3. ADMINISTRATION OF THE PLAN
The Plan shall be administered by the Employee Stock Purchase Plan Committee
(the "Committee") appointed by the Board of Directors of Billing (the "Board"),
which Committee shall consist of at least three (3) persons, who need not be
members of the Board. The members of the Committee shall supervise the
administration and enforcement of the Plan according to its terms and provisions
and shall have all powers necessary to accomplish these purposes and discharge
its duties hereunder including, but not limited to, the power to interpret the
Plan, to make factual determinations and resolve issues of eligibility, stock
price determination, or any other issues arising under the Plan or as a result
of participation of Participants in the Plan.
The Committee may act by majority decision of its members at a regular or
special meeting of the Committee or by decision reduced to writing and signed by
all members of the Committee without holding a formal meeting. Vacancies in the
membership of the Committee arising from death, resignation or other inability
to serve shall be filled by appointment by the Board as soon as possible. All
decisions by the Committee shall be final and conclusive and binding upon all
Participants and the Company.

Brief A:
According to the plan administration text, what is the minimum number of persons on the Committee?

Records for processing:
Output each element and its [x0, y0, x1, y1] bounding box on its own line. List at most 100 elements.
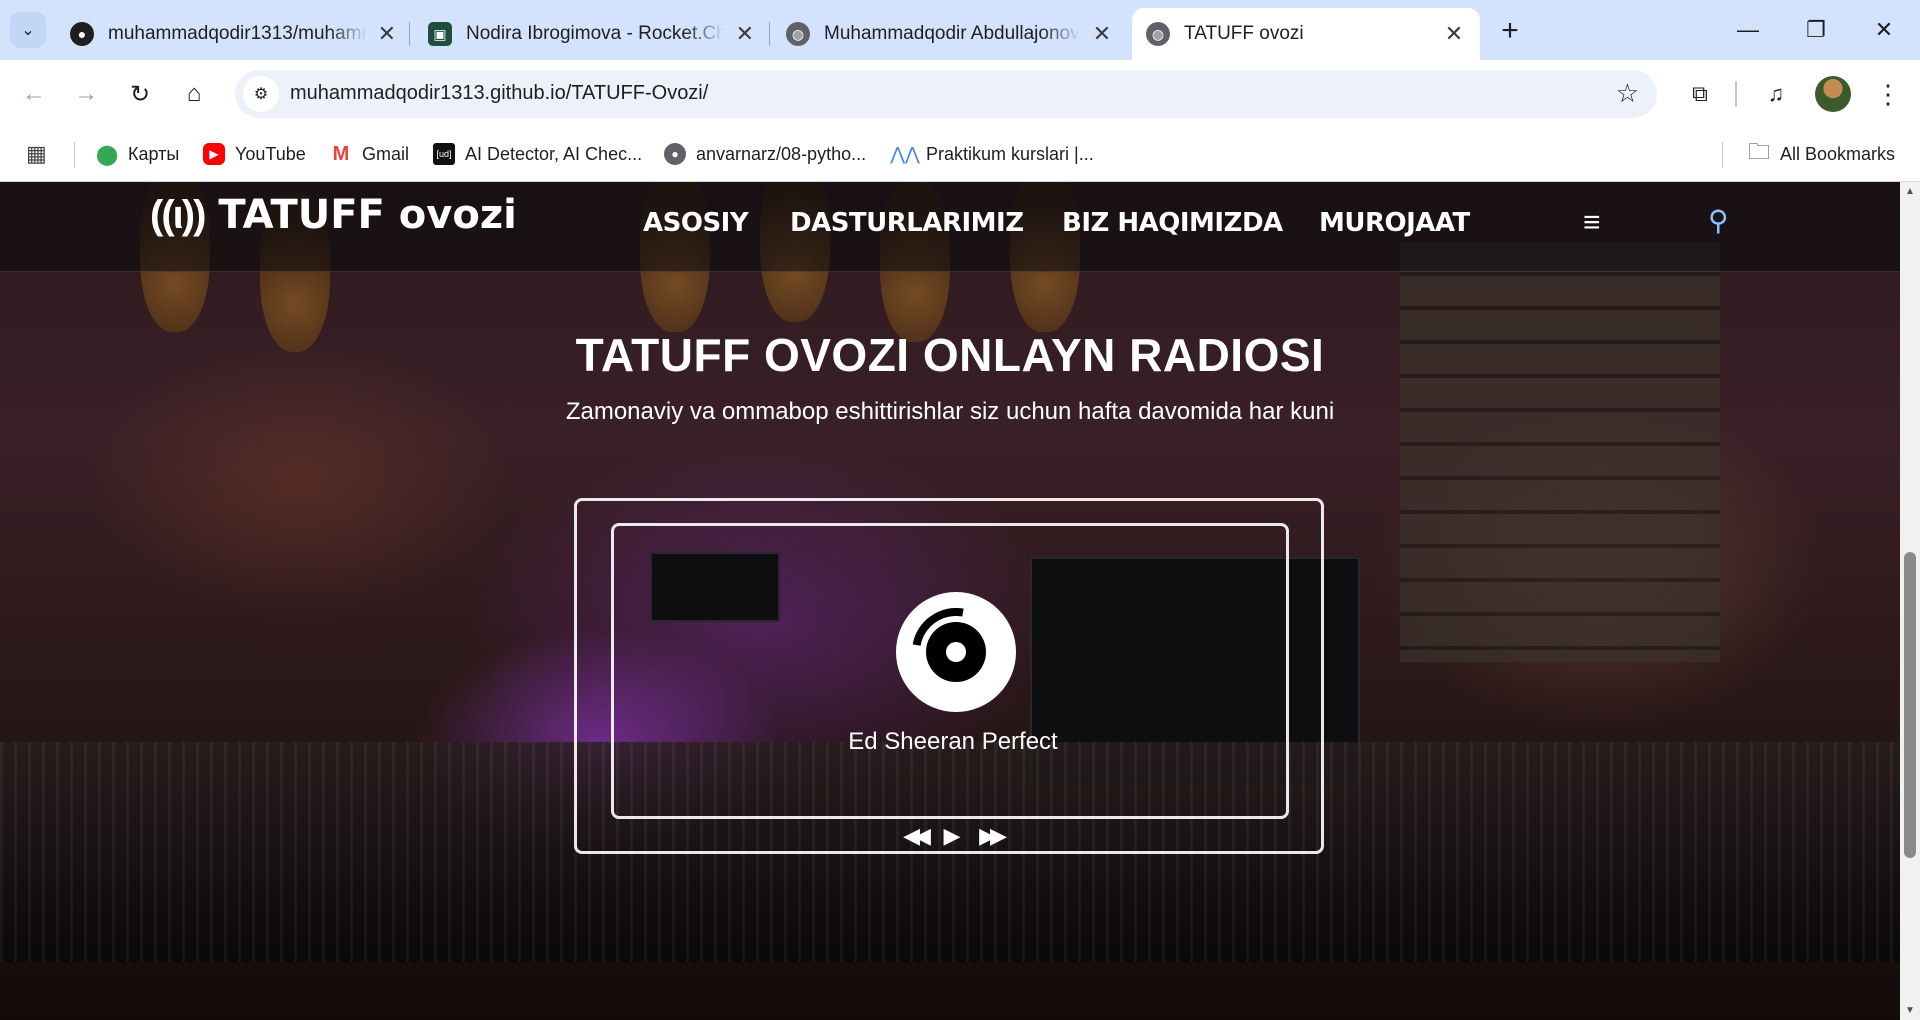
bookmark-ai-detector[interactable]: [ud] AI Detector, AI Chec... — [433, 140, 642, 168]
hero-subtitle: Zamonaviy va ommabop eshittirishlar siz … — [565, 398, 1335, 425]
all-bookmarks-label: All Bookmarks — [1780, 143, 1896, 164]
bookmark-label: Карты — [128, 143, 180, 164]
star-icon: ☆ — [1615, 78, 1639, 108]
apps-button[interactable]: ▦ — [26, 140, 47, 168]
all-bookmarks-button[interactable]: 🗀 All Bookmarks — [1748, 139, 1896, 168]
tab-search-button[interactable]: ⌄ — [10, 12, 46, 48]
scrollbar-thumb[interactable] — [1904, 552, 1916, 858]
player-controls: ◀◀ ▶ ▶▶ — [577, 823, 1327, 849]
bookmarks-divider — [1722, 142, 1723, 168]
nav-dasturlarimiz[interactable]: DASTURLARIMIZ — [790, 208, 1024, 238]
puzzle-icon: ⧉ — [1692, 81, 1708, 106]
bookmark-praktikum[interactable]: ⋀⋀ Praktikum kurslari |... — [890, 140, 1094, 168]
rack-decoration — [1400, 242, 1720, 662]
bookmark-maps[interactable]: ⬤ Карты — [96, 140, 179, 168]
song-title: Ed Sheeran Perfect — [848, 728, 1058, 755]
nav-murojaat[interactable]: MUROJAAT — [1319, 208, 1470, 238]
bookmark-label: anvarnarz/08-pytho... — [696, 143, 867, 164]
nav-asosiy[interactable]: ASOSIY — [643, 208, 749, 238]
minimize-button[interactable]: — — [1728, 12, 1768, 48]
tab-title: Muhammadqodir Abdullajonov — [824, 23, 1080, 44]
home-icon: ⌂ — [186, 80, 202, 107]
site-info-button[interactable]: ⚙ — [243, 76, 279, 112]
tab-tatuff-ovozi[interactable]: ◍ TATUFF ovozi ✕ — [1132, 8, 1480, 60]
reload-icon: ↻ — [129, 80, 151, 108]
bookmark-anvarnarz[interactable]: ● anvarnarz/08-pytho... — [664, 140, 866, 168]
close-icon[interactable]: ✕ — [734, 21, 756, 47]
tab-title: muhammadqodir1313/muhammadqodir1313.gith… — [108, 23, 368, 44]
tab-title: TATUFF ovozi — [1184, 23, 1304, 44]
chevron-down-icon: ⌄ — [21, 22, 35, 39]
bookmark-label: Praktikum kurslari |... — [926, 143, 1094, 164]
hero-title: TATUFF OVOZI ONLAYN RADIOSI — [575, 329, 1325, 381]
browser-toolbar: ← → ↻ ⌂ ⚙ muhammadqodir1313.github.io/TA… — [0, 60, 1920, 128]
page-scrollbar[interactable]: ▲ ▼ — [1900, 182, 1920, 1020]
apps-grid-icon: ▦ — [26, 141, 47, 166]
maps-icon: ⬤ — [95, 143, 119, 166]
home-button[interactable]: ⌂ — [176, 76, 212, 112]
close-icon: ✕ — [1874, 17, 1894, 42]
nav-biz-haqimizda[interactable]: BIZ HAQIMIZDA — [1062, 208, 1283, 238]
bookmark-gmail[interactable]: M Gmail — [330, 140, 409, 168]
search-icon[interactable]: ⚲ — [1708, 204, 1729, 237]
rewind-icon[interactable]: ◀◀ — [899, 823, 931, 849]
scroll-down-icon[interactable]: ▼ — [1905, 1005, 1915, 1016]
plus-icon: + — [1501, 14, 1519, 47]
praktikum-icon: ⋀⋀ — [890, 143, 920, 164]
radio-antenna-icon: ((ι)) — [150, 192, 206, 237]
tab-strip: ⌄ ● muhammadqodir1313/muhammadqodir1313.… — [0, 0, 1920, 60]
forward-button[interactable]: → — [68, 76, 104, 112]
tab-github[interactable]: ● muhammadqodir1313/muhammadqodir1313.gi… — [56, 8, 410, 60]
restore-button[interactable]: ❐ — [1796, 12, 1836, 48]
profile-avatar[interactable] — [1815, 76, 1851, 112]
bookmarks-bar: ▦ ⬤ Карты ▶ YouTube M Gmail [ud] AI Dete… — [0, 128, 1920, 182]
bookmark-star-button[interactable]: ☆ — [1616, 78, 1639, 109]
minimize-icon: — — [1737, 17, 1759, 42]
url-text[interactable]: muhammadqodir1313.github.io/TATUFF-Ovozi… — [290, 82, 708, 105]
media-queue-icon: ♫ — [1767, 81, 1785, 106]
back-button[interactable]: ← — [16, 76, 52, 112]
globe-icon: ◍ — [786, 22, 810, 46]
close-icon[interactable]: ✕ — [1090, 21, 1114, 47]
address-bar[interactable]: ⚙ muhammadqodir1313.github.io/TATUFF-Ovo… — [235, 70, 1657, 118]
close-icon[interactable]: ✕ — [378, 21, 396, 47]
bookmark-youtube[interactable]: ▶ YouTube — [203, 140, 306, 168]
site-logo[interactable]: ((ι)) TATUFF ovozi — [150, 192, 517, 238]
fast-forward-icon[interactable]: ▶▶ — [975, 823, 1007, 849]
bookmark-label: YouTube — [235, 143, 306, 164]
bookmark-label: Gmail — [362, 143, 410, 164]
tab-muhammadqodir[interactable]: ◍ Muhammadqodir Abdullajonov ✕ — [772, 8, 1128, 60]
close-icon[interactable]: ✕ — [1442, 21, 1466, 47]
reload-button[interactable]: ↻ — [122, 76, 158, 112]
tune-icon: ⚙ — [253, 86, 269, 103]
hamburger-menu-icon[interactable]: ≡ — [1583, 206, 1601, 240]
more-vertical-icon: ⋮ — [1875, 78, 1901, 109]
tab-rocketchat[interactable]: ▣ Nodira Ibrogimova - Rocket.Chat ✕ — [414, 8, 770, 60]
tab-title: Nodira Ibrogimova - Rocket.Chat — [466, 23, 724, 44]
tab-separator — [769, 22, 770, 46]
menu-button[interactable]: ⋮ — [1870, 74, 1906, 114]
extensions-button[interactable]: ⧉ — [1680, 74, 1720, 114]
github-icon: ● — [70, 22, 94, 46]
new-tab-button[interactable]: + — [1494, 14, 1526, 48]
arrow-left-icon: ← — [22, 80, 46, 107]
toolbar-divider — [1735, 81, 1737, 107]
scroll-up-icon[interactable]: ▲ — [1905, 186, 1915, 197]
tab-separator — [409, 22, 410, 46]
play-icon[interactable]: ▶ — [937, 823, 967, 849]
arrow-right-icon: → — [74, 80, 98, 107]
radio-player: Ed Sheeran Perfect ◀◀ ▶ ▶▶ — [574, 498, 1324, 854]
youtube-icon: ▶ — [203, 143, 225, 165]
site-header: ((ι)) TATUFF ovozi ASOSIY DASTURLARIMIZ … — [0, 182, 1900, 272]
bookmarks-divider — [74, 142, 75, 168]
github-icon: ● — [664, 143, 686, 165]
bookmark-label: AI Detector, AI Chec... — [465, 143, 643, 164]
ud-icon: [ud] — [433, 143, 455, 165]
page-viewport: ((ι)) TATUFF ovozi ASOSIY DASTURLARIMIZ … — [0, 182, 1920, 1020]
close-window-button[interactable]: ✕ — [1864, 12, 1904, 48]
restore-icon: ❐ — [1806, 17, 1826, 42]
gmail-icon: M — [332, 142, 350, 165]
media-controls-button[interactable]: ♫ — [1756, 74, 1796, 114]
disc-icon — [894, 590, 1018, 714]
rocketchat-icon: ▣ — [428, 22, 452, 46]
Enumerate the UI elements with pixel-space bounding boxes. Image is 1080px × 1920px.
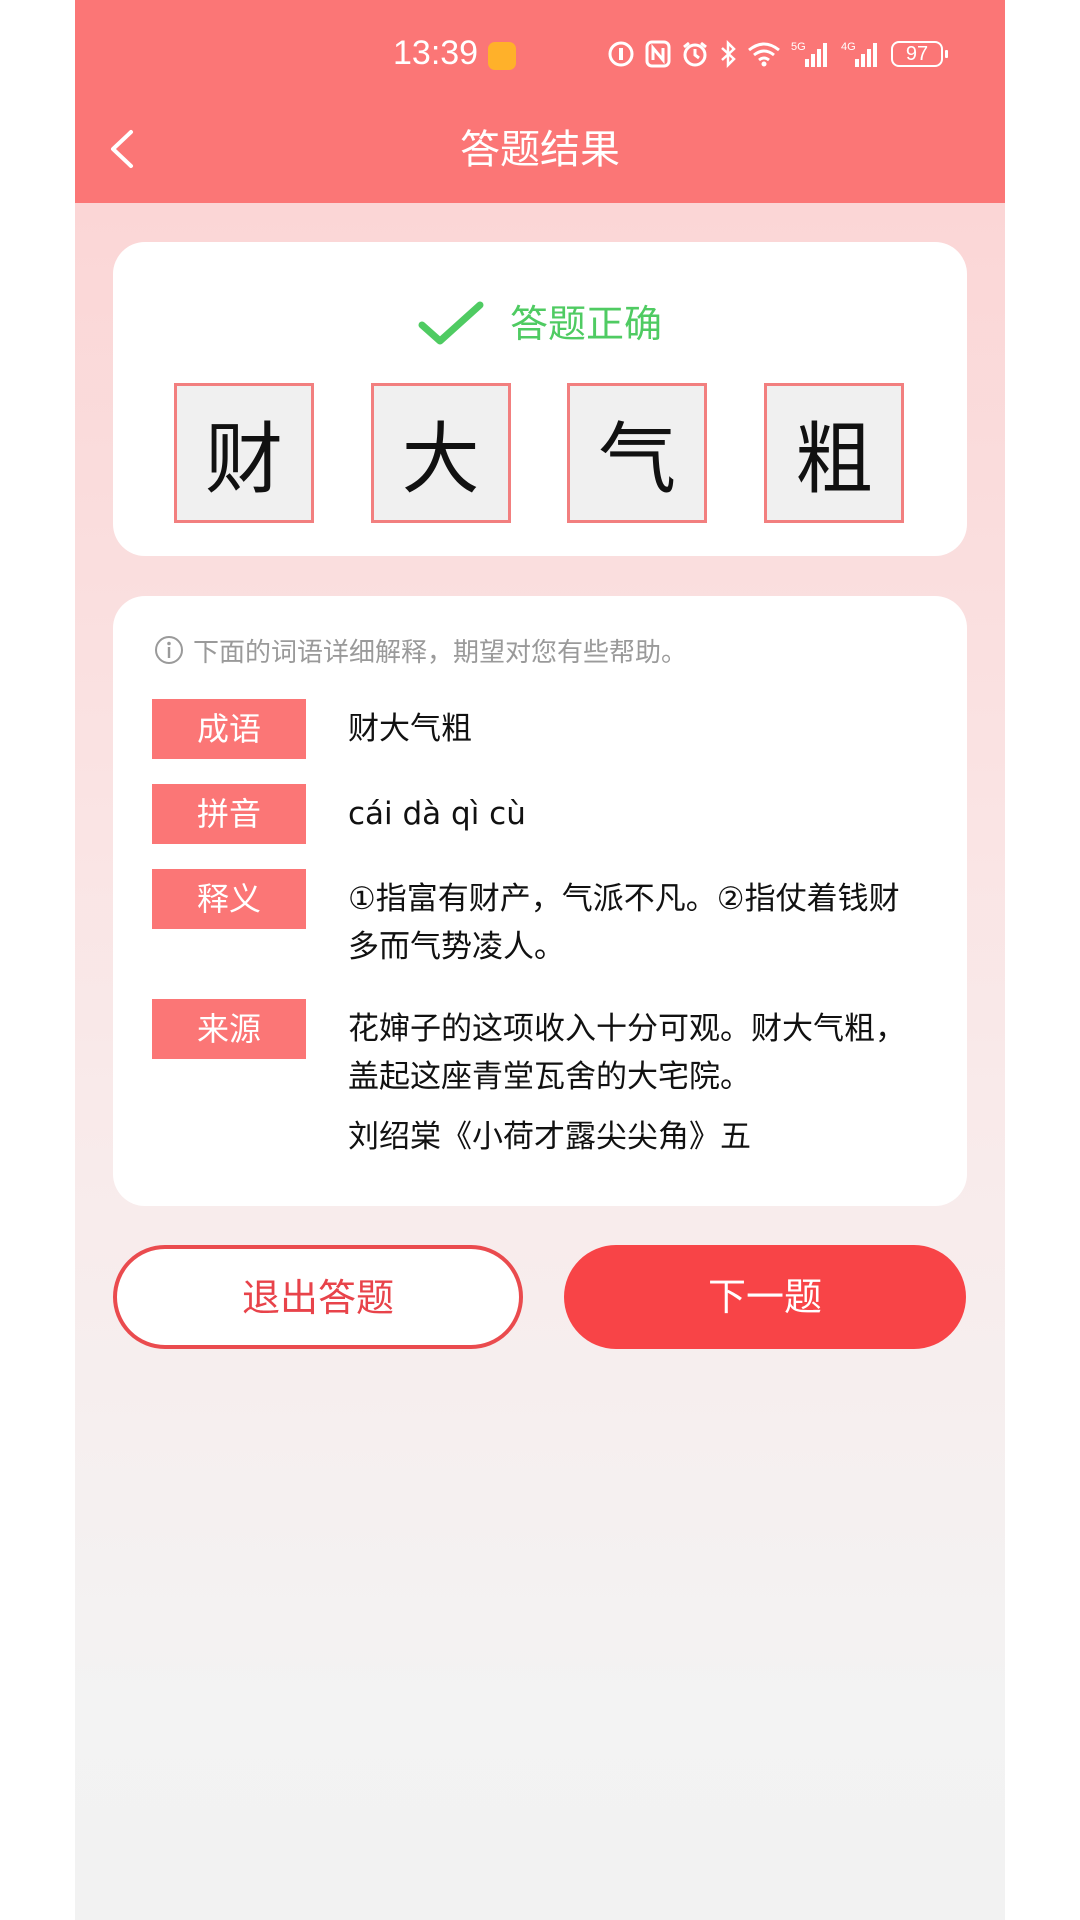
answer-char-2: 大	[370, 383, 511, 523]
source-citation: 刘绍棠《小荷才露尖尖角》五	[348, 1119, 751, 1155]
hint-text: 下面的词语详细解释，期望对您有些帮助。	[193, 637, 688, 668]
pinyin-value: cái dà qì cù	[348, 796, 526, 832]
app-screen: 13:39 5G 4G 97 答题结果 答题正确 财 大 气 粗 下面的词语详细…	[75, 0, 1005, 1920]
idiom-value: 财大气粗	[348, 711, 472, 747]
source-value: 花婶子的这项收入十分可观。财大气粗，盖起这座青堂瓦舍的大宅院。 刘绍棠《小荷才露…	[348, 1005, 908, 1161]
status-bar: 13:39 5G 4G 97	[75, 0, 1005, 110]
answer-char-1: 财	[174, 383, 314, 523]
status-icons: 5G 4G 97	[607, 36, 948, 72]
result-status: 答题正确	[113, 296, 967, 352]
meaning-value: ①指富有财产，气派不凡。②指仗着钱财多而气势凌人。	[348, 881, 900, 965]
svg-text:4G: 4G	[841, 41, 856, 53]
data-saver-icon	[608, 41, 634, 67]
source-quote: 花婶子的这项收入十分可观。财大气粗，盖起这座青堂瓦舍的大宅院。	[348, 1011, 906, 1095]
answer-characters: 财 大 气 粗	[174, 383, 904, 523]
result-status-text: 答题正确	[509, 302, 662, 346]
exit-quiz-button[interactable]: 退出答题	[113, 1245, 523, 1349]
signal-4g-icon: 4G	[841, 41, 877, 67]
answer-char-4: 粗	[763, 383, 904, 523]
meaning-label: 释义	[152, 869, 306, 929]
next-question-button[interactable]: 下一题	[564, 1245, 966, 1349]
svg-text:5G: 5G	[791, 41, 806, 53]
header-bar: 13:39 5G 4G 97 答题结果	[75, 0, 1005, 203]
info-icon	[155, 636, 183, 664]
source-label: 来源	[152, 999, 306, 1059]
app-notification-icon	[488, 42, 516, 70]
alarm-icon	[683, 41, 707, 67]
explanation-card: 下面的词语详细解释，期望对您有些帮助。 成语 财大气粗 拼音 cái dà qì…	[113, 596, 967, 1206]
signal-5g-icon: 5G	[791, 41, 827, 67]
battery-icon: 97	[891, 41, 948, 67]
status-time: 13:39	[393, 34, 479, 72]
answer-char-3: 气	[567, 383, 708, 523]
idiom-label: 成语	[152, 699, 306, 759]
wifi-icon	[748, 42, 780, 67]
nfc-icon	[645, 40, 671, 68]
result-card: 答题正确 财 大 气 粗	[113, 242, 967, 556]
pinyin-label: 拼音	[152, 784, 306, 844]
hint-row: 下面的词语详细解释，期望对您有些帮助。	[153, 630, 687, 670]
check-icon	[418, 301, 484, 345]
bluetooth-icon	[721, 40, 736, 68]
page-title: 答题结果	[460, 127, 620, 173]
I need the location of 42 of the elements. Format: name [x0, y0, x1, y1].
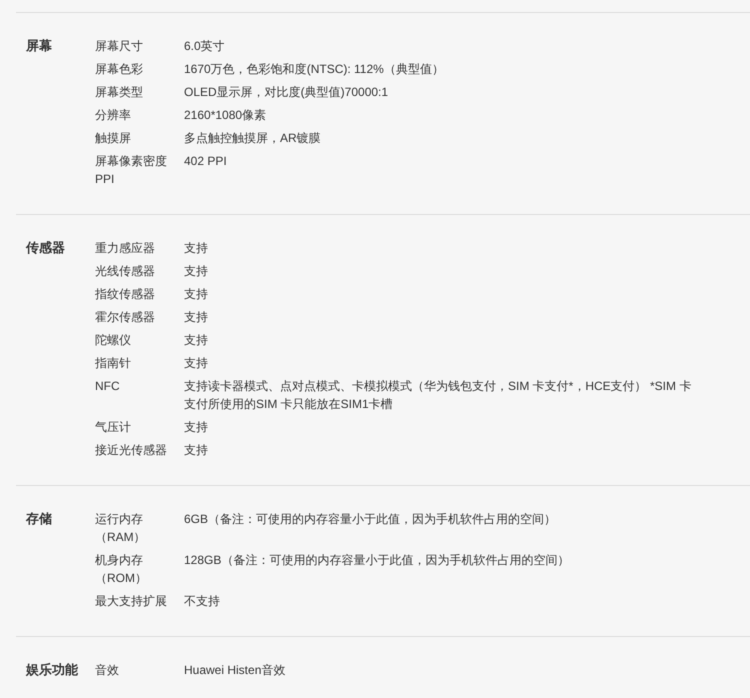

Brief B:
Arrange the part of the records that opens with the line containing "383, 511, 523]" and runs through the end of the records as a JSON list of strings, one string per line, with blank lines omitted. Leave the pictures out.

Full output A:
The Committee must consist of at least three persons.

Full output B:
[
  "answer-char-2: 大\t[370, 383, 511, 523]",
  "source-citation: 刘绍棠《小荷才露尖尖角》五\t[348, 1119, 751, 1155]",
  "hint-text: 下面的词语详细解释，期望对您有些帮助。\t[193, 637, 688, 668]",
  "pinyin-value: cái dà qì cù\t[348, 796, 526, 832]",
  "app-screen: 13:39 5G 4G 97 答题结果 答题正确 财 大 气 粗 下面的词语详细…\t[75, 0, 1005, 1920]",
  "idiom-value: 财大气粗\t[348, 711, 472, 747]",
  "source-value: 花婶子的这项收入十分可观。财大气粗，盖起这座青堂瓦舍的大宅院。 刘绍棠《小荷才露…\t[348, 1005, 908, 1161]",
  "status-bar: 13:39 5G 4G 97\t[75, 0, 1005, 110]",
  "answer-char-1: 财\t[174, 383, 314, 523]",
  "status-icons: 5G 4G 97\t[607, 36, 948, 72]",
  "result-status: 答题正确\t[113, 296, 967, 352]",
  "meaning-value: ①指富有财产，气派不凡。②指仗着钱财多而气势凌人。\t[348, 881, 900, 965]",
  "svg-text:4G: 4G\t[841, 41, 856, 53]",
  "data-saver-icon\t[608, 41, 634, 67]",
  "source-quote: 花婶子的这项收入十分可观。财大气粗，盖起这座青堂瓦舍的大宅院。\t[348, 1011, 906, 1095]",
  "answer-characters: 财 大 气 粗\t[174, 383, 904, 523]",
  "result-status-text: 答题正确\t[509, 302, 662, 346]",
  "exit-quiz-button[interactable]: 退出答题\t[113, 1245, 523, 1349]",
  "signal-4g-icon: 4G\t[841, 41, 877, 67]",
  "answer-char-4: 粗\t[763, 383, 904, 523]",
  "meaning-label: 释义\t[152, 869, 306, 929]",
  "next-question-button[interactable]: 下一题\t[564, 1245, 966, 1349]",
  "svg-text:5G: 5G\t[791, 41, 806, 53]",
  "header-bar: 13:39 5G 4G 97 答题结果\t[75, 0, 1005, 203]",
  "info-icon\t[155, 636, 183, 664]",
  "source-label: 来源\t[152, 999, 306, 1059]",
  "app-notification-icon\t[488, 42, 516, 70]",
  "alarm-icon\t[683, 41, 707, 67]",
  "explanation-card: 下面的词语详细解释，期望对您有些帮助。 成语 财大气粗 拼音 cái dà qì…\t[113, 596, 967, 1206]",
  "signal-5g-icon: 5G\t[791, 41, 827, 67]",
  "battery-icon: 97\t[891, 41, 948, 67]",
  "status-time: 13:39\t[393, 34, 479, 72]",
  "answer-char-3: 气\t[567, 383, 708, 523]",
  "idiom-label: 成语\t[152, 699, 306, 759]",
  "wifi-icon\t[748, 42, 780, 67]",
  "nfc-icon\t[645, 40, 671, 68]",
  "result-card: 答题正确 财 大 气 粗\t[113, 242, 967, 556]",
  "pinyin-label: 拼音\t[152, 784, 306, 844]",
  "hint-row: 下面的词语详细解释，期望对您有些帮助。\t[153, 630, 687, 670]",
  "check-icon\t[418, 301, 484, 345]",
  "bluetooth-icon\t[721, 40, 736, 68]",
  "page-title: 答题结果\t[460, 127, 620, 173]",
  "I need the location of 42 of the elements. Format: name [x0, y0, x1, y1]."
]